# PROVIDED DATA
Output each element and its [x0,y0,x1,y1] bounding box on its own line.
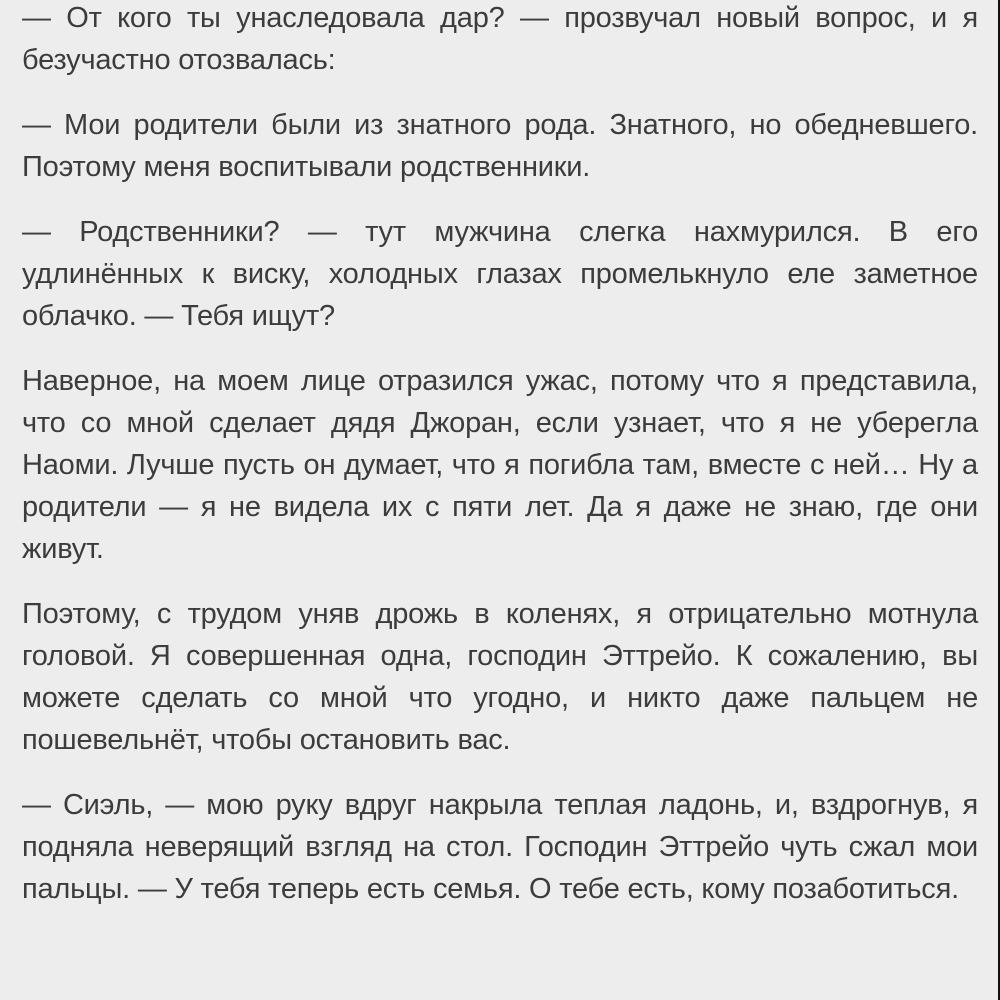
paragraph-1: — От кого ты унаследовала дар? — прозвучал новый вопрос, и я безучастно отозвалась: [22,2,978,76]
paragraph-3: — Родственники? — тут мужчина слегка нахмурился. В его удлинённых к виску, холодных глазах промелькнуло еле заметное облачко. — Тебя ищут? [22,216,978,332]
paragraph-2: — Мои родители были из знатного рода. Знатного, но обедневшего. Поэтому меня воспитывали родственники. [22,109,978,183]
paragraph-5: Поэтому, с трудом уняв дрожь в коленях, я отрицательно мотнула головой. Я совершенная одна, господин Эттрейо. К сожалению, вы можете сделать со мной что угодно, и никто даже пальцем не пошевельнёт, чтобы остановить вас. [22,598,978,756]
paragraph-4: Наверное, на моем лице отразился ужас, потому что я представила, что со мной сделает дядя Джоран, если узнает, что я не уберегла Наоми. Лучше пусть он думает, что я погибла там, вместе с ней… Ну а родители — я не видела их с пяти лет. Да я даже не знаю, где они живут. [22,365,978,565]
paragraph-6: — Сиэль, — мою руку вдруг накрыла теплая ладонь, и, вздрогнув, я подняла неверящий взгляд на стол. Господин Эттрейо чуть сжал мои пальцы. — У тебя теперь есть семья. О тебе есть, кому позаботиться. [22,789,978,905]
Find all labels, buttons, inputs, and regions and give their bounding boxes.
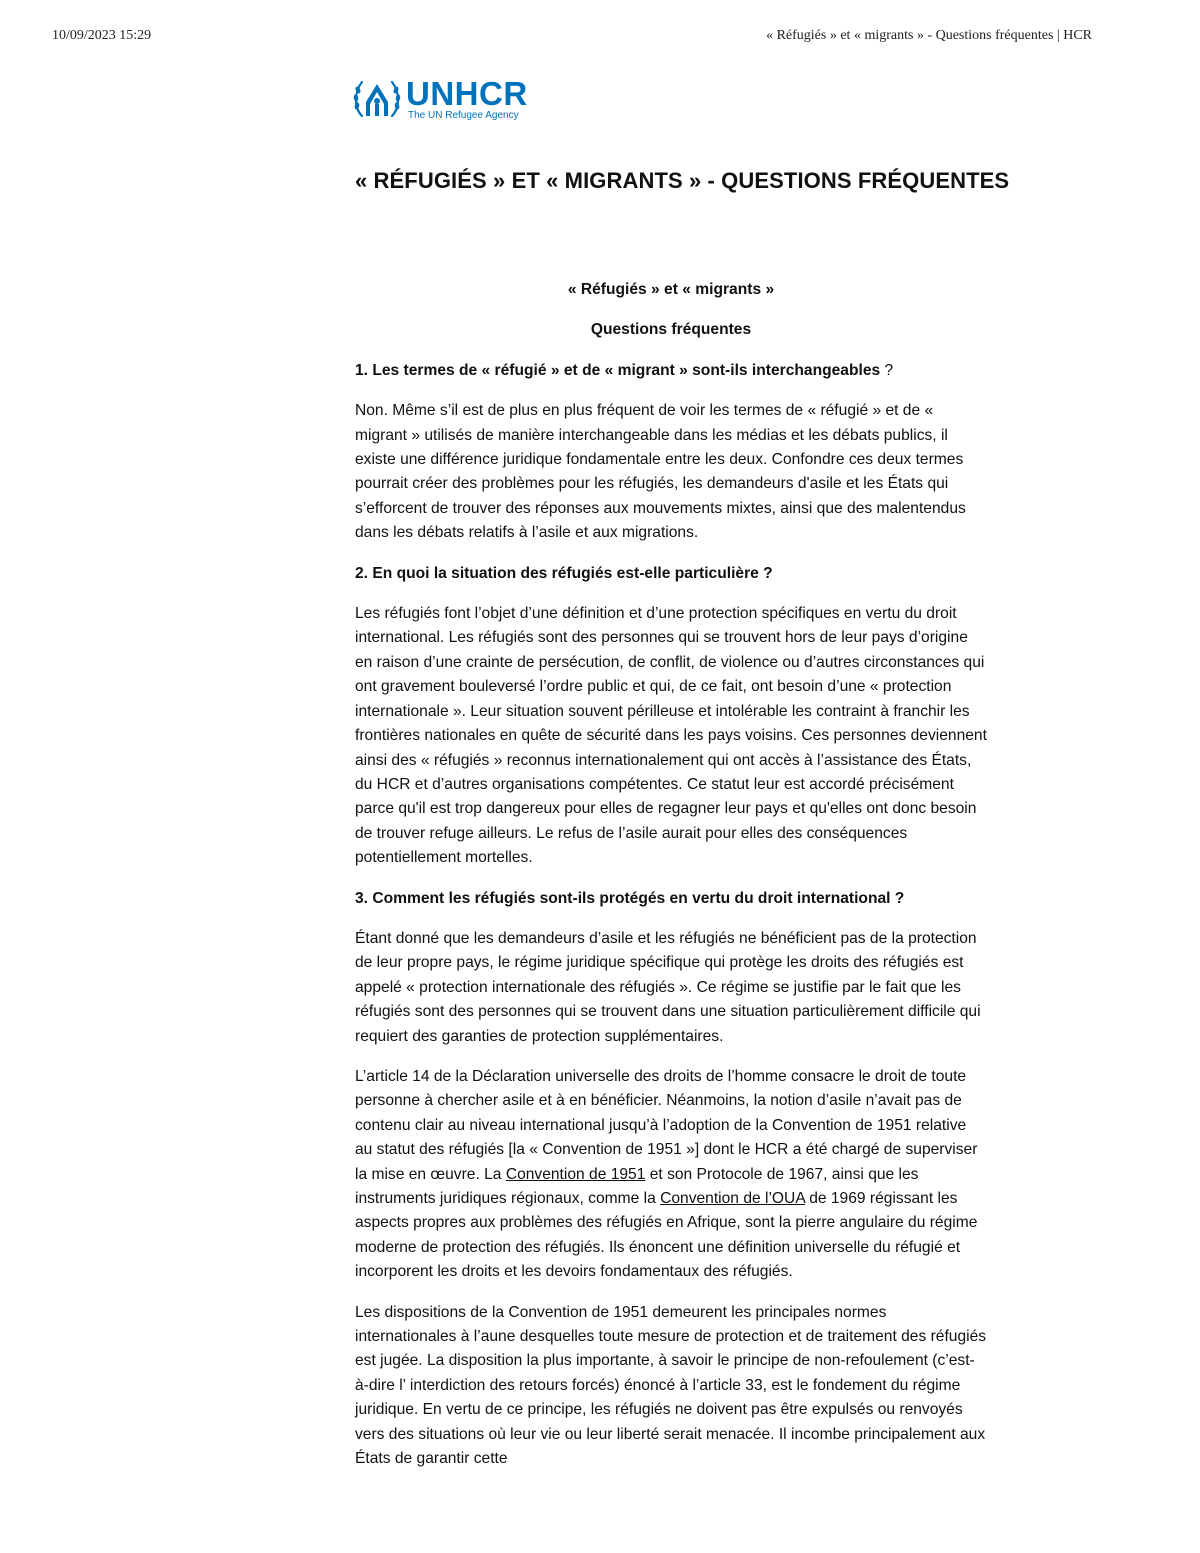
print-header (52, 28, 1092, 44)
paragraph-text: et son Protocole de 1967, ainsi que les instruments juridiques régionaux, comme la (355, 1165, 919, 1207)
doc-subheading: Questions fréquentes (590, 321, 752, 339)
print-datetime: 10/09/2023 15:29 (52, 28, 152, 43)
answer-2: Les réfugiés font l’objet d’une définition et d’une protection spécifiques en vertu du droit international. Les réfugiés sont des personnes qui se trouvent hors de leur pays d’origine en raison d’une crainte de persécution, de conflit, de violence ou d’autres circonstances qui ont gravement bouleversé l’ordre public et qui, de ce fait, ont besoin d’une « protection internationale ». Leur situation souvent périlleuse et intolérable les contraint à franchir les frontières nationales en quête de sécurité dans les pays voisins. Ces personnes deviennent ainsi des « réfugiés » reconnus internationalement qui ont accès à l’assistance des États, du HCR et d’autres organisations compétentes. Ce statut leur est accordé précisément parce qu'il est trop dangereux pour elles de regagner leur pays et qu'elles ont donc besoin de trouver refuge ailleurs. Le refus de l’asile aurait pour elles des conséquences potentiellement mortelles. (355, 605, 987, 867)
doc-heading: « Réfugiés » et « migrants » (567, 281, 775, 298)
logo-wordmark: UNHCR (406, 75, 528, 112)
article-body (355, 278, 987, 1487)
print-page-title: « Réfugiés » et « migrants » - Questions fréquentes | HCR (766, 28, 1092, 43)
answer-1: Non. Même s’il est de plus en plus fréquent de voir les termes de « réfugié » et de « migrant » utilisés de manière interchangeable dans les médias et les débats publics, il existe une différence juridique fondamentale entre les deux. Confondre ces deux termes pourrait créer des problèmes pour les réfugiés, les demandeurs d'asile et les États qui s’efforcent de trouver des réponses aux mouvements mixtes, ainsi que des malentendus dans les débats relatifs à l’asile et aux migrations. (355, 402, 966, 542)
question-3: 3. Comment les réfugiés sont-ils protégés en vertu du droit international ? (355, 889, 905, 907)
unhcr-logo[interactable] (352, 76, 528, 122)
paragraph-text: L’article 14 de la Déclaration universelle des droits de l’homme consacre le droit de toute personne à chercher asile et à en bénéficier. Néanmoins, la notion d’asile n’avait pas de contenu clair au niveau international jusqu’à l’adoption de la Convention de 1951 relative au statut des réfugiés [la « Convention de 1951 »] dont le HCR a été chargé de superviser la mise en œuvre. La (355, 1067, 978, 1183)
unhcr-emblem-icon (352, 76, 402, 122)
answer-3-paragraph-2 (355, 1065, 987, 1285)
question-2: 2. En quoi la situation des réfugiés est-elle particulière ? (355, 564, 773, 582)
convention-oua-link[interactable]: Convention de l’OUA (660, 1190, 805, 1207)
question-1 (355, 359, 987, 383)
convention-1951-link[interactable]: Convention de 1951 (505, 1165, 646, 1183)
page-title: « RÉFUGIÉS » ET « MIGRANTS » - QUESTIONS FRÉQUENTES (355, 168, 1010, 193)
question-1-text: 1. Les termes de « réfugié » et de « migrant » sont-ils interchangeables (355, 361, 881, 379)
paragraph-text: de 1969 régissant les aspects propres aux problèmes des réfugiés en Afrique, sont la pierre angulaire du régime moderne de protection des réfugiés. Ils énoncent une définition universelle du réfugié et incorporent les droits et les devoirs fondamentaux des réfugiés. (355, 1190, 978, 1281)
logo-tagline: The UN Refugee Agency (408, 110, 519, 121)
answer-3-paragraph-3: Les dispositions de la Convention de 1951 demeurent les principales normes internationales à l’aune desquelles toute mesure de protection et de traitement des réfugiés est jugée. La disposition la plus importante, à savoir le principe de non-refoulement (c’est-à-dire l’ interdiction des retours forcés) énoncé à l’article 33, est le fondement du régime juridique. En vertu de ce principe, les réfugiés ne doivent pas être expulsés ou renvoyés vers des situations où leur vie ou leur liberté serait menacée. Il incombe principalement aux États de garantir cette (355, 1303, 987, 1468)
answer-3-paragraph-1: Étant donné que les demandeurs d’asile et les réfugiés ne bénéficient pas de la protection de leur propre pays, le régime juridique spécifique qui protège les droits des réfugiés est appelé « protection internationale des réfugiés ». Ce régime se justifie par le fait que les réfugiés sont des personnes qui se trouvent dans une situation particulièrement difficile qui requiert des garanties de protection supplémentaires. (355, 929, 981, 1045)
question-1-mark: ? (880, 361, 894, 379)
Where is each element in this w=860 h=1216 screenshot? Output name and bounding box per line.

# WHAT IS NEEDED
Reproduce every row above word for word, leaving out the pictures.

# WRITTEN ANSWER
Output each element and its [x0,y0,x1,y1] bounding box on its own line.
paragraph-1: — От кого ты унаследовала дар? — прозвучал новый вопрос, и я безучастно отозвалась: [22,2,978,76]
paragraph-3: — Родственники? — тут мужчина слегка нахмурился. В его удлинённых к виску, холодных глазах промелькнуло еле заметное облачко. — Тебя ищут? [22,216,978,332]
paragraph-2: — Мои родители были из знатного рода. Знатного, но обедневшего. Поэтому меня воспитывали родственники. [22,109,978,183]
paragraph-5: Поэтому, с трудом уняв дрожь в коленях, я отрицательно мотнула головой. Я совершенная одна, господин Эттрейо. К сожалению, вы можете сделать со мной что угодно, и никто даже пальцем не пошевельнёт, чтобы остановить вас. [22,598,978,756]
paragraph-4: Наверное, на моем лице отразился ужас, потому что я представила, что со мной сделает дядя Джоран, если узнает, что я не уберегла Наоми. Лучше пусть он думает, что я погибла там, вместе с ней… Ну а родители — я не видела их с пяти лет. Да я даже не знаю, где они живут. [22,365,978,565]
paragraph-6: — Сиэль, — мою руку вдруг накрыла теплая ладонь, и, вздрогнув, я подняла неверящий взгляд на стол. Господин Эттрейо чуть сжал мои пальцы. — У тебя теперь есть семья. О тебе есть, кому позаботиться. [22,789,978,905]
Find all labels, buttons, inputs, and regions and give their bounding boxes.
print-header (52, 28, 1092, 44)
paragraph-text: et son Protocole de 1967, ainsi que les instruments juridiques régionaux, comme la (355, 1165, 919, 1207)
doc-subheading: Questions fréquentes (590, 321, 752, 339)
print-datetime: 10/09/2023 15:29 (52, 28, 152, 43)
answer-2: Les réfugiés font l’objet d’une définition et d’une protection spécifiques en vertu du droit international. Les réfugiés sont des personnes qui se trouvent hors de leur pays d’origine en raison d’une crainte de persécution, de conflit, de violence ou d’autres circonstances qui ont gravement bouleversé l’ordre public et qui, de ce fait, ont besoin d’une « protection internationale ». Leur situation souvent périlleuse et intolérable les contraint à franchir les frontières nationales en quête de sécurité dans les pays voisins. Ces personnes deviennent ainsi des « réfugiés » reconnus internationalement qui ont accès à l’assistance des États, du HCR et d’autres organisations compétentes. Ce statut leur est accordé précisément parce qu'il est trop dangereux pour elles de regagner leur pays et qu'elles ont donc besoin de trouver refuge ailleurs. Le refus de l’asile aurait pour elles des conséquences potentiellement mortelles. (355, 605, 987, 867)
doc-heading: « Réfugiés » et « migrants » (567, 281, 775, 298)
logo-wordmark: UNHCR (406, 75, 528, 112)
article-body (355, 278, 987, 1487)
print-page-title: « Réfugiés » et « migrants » - Questions fréquentes | HCR (766, 28, 1092, 43)
answer-1: Non. Même s’il est de plus en plus fréquent de voir les termes de « réfugié » et de « migrant » utilisés de manière interchangeable dans les médias et les débats publics, il existe une différence juridique fondamentale entre les deux. Confondre ces deux termes pourrait créer des problèmes pour les réfugiés, les demandeurs d'asile et les États qui s’efforcent de trouver des réponses aux mouvements mixtes, ainsi que des malentendus dans les débats relatifs à l’asile et aux migrations. (355, 402, 966, 542)
question-3: 3. Comment les réfugiés sont-ils protégés en vertu du droit international ? (355, 889, 905, 907)
unhcr-logo[interactable] (352, 76, 528, 122)
paragraph-text: L’article 14 de la Déclaration universelle des droits de l’homme consacre le droit de toute personne à chercher asile et à en bénéficier. Néanmoins, la notion d’asile n’avait pas de contenu clair au niveau international jusqu’à l’adoption de la Convention de 1951 relative au statut des réfugiés [la « Convention de 1951 »] dont le HCR a été chargé de superviser la mise en œuvre. La (355, 1067, 978, 1183)
unhcr-emblem-icon (352, 76, 402, 122)
answer-3-paragraph-2 (355, 1065, 987, 1285)
question-2: 2. En quoi la situation des réfugiés est-elle particulière ? (355, 564, 773, 582)
convention-oua-link[interactable]: Convention de l’OUA (660, 1190, 805, 1207)
question-1 (355, 359, 987, 383)
convention-1951-link[interactable]: Convention de 1951 (505, 1165, 646, 1183)
page-title: « RÉFUGIÉS » ET « MIGRANTS » - QUESTIONS FRÉQUENTES (355, 168, 1010, 193)
question-1-text: 1. Les termes de « réfugié » et de « migrant » sont-ils interchangeables (355, 361, 881, 379)
paragraph-text: de 1969 régissant les aspects propres aux problèmes des réfugiés en Afrique, sont la pierre angulaire du régime moderne de protection des réfugiés. Ils énoncent une définition universelle du réfugié et incorporent les droits et les devoirs fondamentaux des réfugiés. (355, 1190, 978, 1281)
logo-tagline: The UN Refugee Agency (408, 110, 519, 121)
answer-3-paragraph-3: Les dispositions de la Convention de 1951 demeurent les principales normes internationales à l’aune desquelles toute mesure de protection et de traitement des réfugiés est jugée. La disposition la plus importante, à savoir le principe de non-refoulement (c’est-à-dire l’ interdiction des retours forcés) énoncé à l’article 33, est le fondement du régime juridique. En vertu de ce principe, les réfugiés ne doivent pas être expulsés ou renvoyés vers des situations où leur vie ou leur liberté serait menacée. Il incombe principalement aux États de garantir cette (355, 1303, 987, 1468)
answer-3-paragraph-1: Étant donné que les demandeurs d’asile et les réfugiés ne bénéficient pas de la protection de leur propre pays, le régime juridique spécifique qui protège les droits des réfugiés est appelé « protection internationale des réfugiés ». Ce régime se justifie par le fait que les réfugiés sont des personnes qui se trouvent dans une situation particulièrement difficile qui requiert des garanties de protection supplémentaires. (355, 929, 981, 1045)
question-1-mark: ? (880, 361, 894, 379)
Where is each element in this w=860 h=1216 screenshot? Output name and bounding box per line.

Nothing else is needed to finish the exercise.